**DO THIS**
Scan the listing below and copy every line holding "JSON".

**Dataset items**
════════════════════

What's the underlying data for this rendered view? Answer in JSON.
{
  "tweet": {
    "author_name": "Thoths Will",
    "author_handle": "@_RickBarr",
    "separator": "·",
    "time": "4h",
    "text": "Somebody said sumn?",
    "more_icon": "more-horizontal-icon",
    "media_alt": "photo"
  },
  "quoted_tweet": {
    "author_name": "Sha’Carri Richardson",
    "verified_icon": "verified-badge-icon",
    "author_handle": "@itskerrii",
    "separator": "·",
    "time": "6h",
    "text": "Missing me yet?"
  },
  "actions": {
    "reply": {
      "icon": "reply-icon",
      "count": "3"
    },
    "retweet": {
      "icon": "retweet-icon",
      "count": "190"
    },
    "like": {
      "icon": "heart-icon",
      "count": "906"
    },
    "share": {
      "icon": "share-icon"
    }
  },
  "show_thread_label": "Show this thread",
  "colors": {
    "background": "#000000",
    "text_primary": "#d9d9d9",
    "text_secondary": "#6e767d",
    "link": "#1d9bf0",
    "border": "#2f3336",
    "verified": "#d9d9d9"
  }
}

════════════════════

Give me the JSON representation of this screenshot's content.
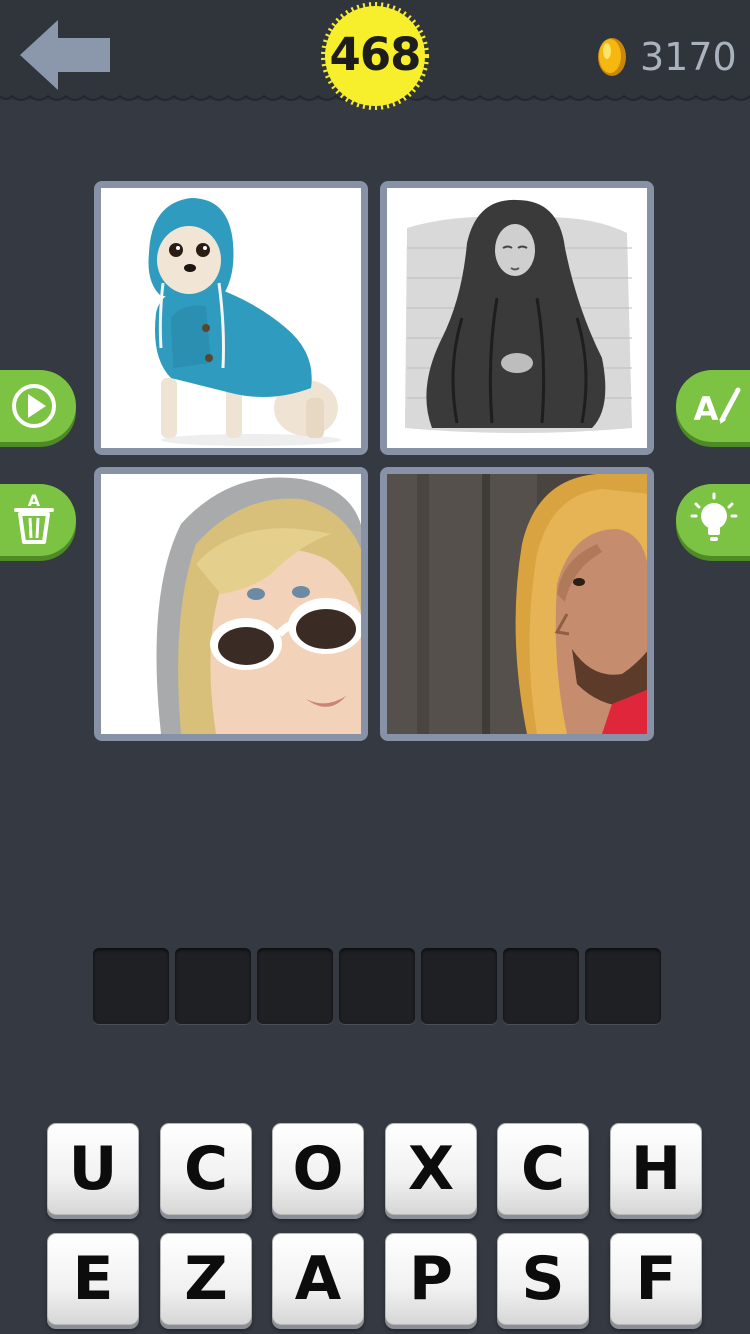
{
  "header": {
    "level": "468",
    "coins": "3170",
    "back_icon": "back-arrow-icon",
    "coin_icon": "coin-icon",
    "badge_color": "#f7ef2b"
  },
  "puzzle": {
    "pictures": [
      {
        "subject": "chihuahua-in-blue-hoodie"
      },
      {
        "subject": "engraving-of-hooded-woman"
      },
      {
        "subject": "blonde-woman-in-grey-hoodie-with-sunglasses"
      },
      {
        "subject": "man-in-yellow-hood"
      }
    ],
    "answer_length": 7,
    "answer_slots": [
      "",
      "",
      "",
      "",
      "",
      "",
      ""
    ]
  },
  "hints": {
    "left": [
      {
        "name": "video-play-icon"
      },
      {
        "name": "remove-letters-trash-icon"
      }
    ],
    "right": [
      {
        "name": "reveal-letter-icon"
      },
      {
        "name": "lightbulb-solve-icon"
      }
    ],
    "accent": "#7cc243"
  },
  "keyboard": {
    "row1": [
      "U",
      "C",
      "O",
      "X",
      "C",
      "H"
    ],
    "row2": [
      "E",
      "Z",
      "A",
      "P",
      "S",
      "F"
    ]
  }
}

════════════════════

**ANSWER TO THIS EXERCISE**
What's the underlying data for this rendered view? Answer in JSON.
Give me the JSON representation of this screenshot's content.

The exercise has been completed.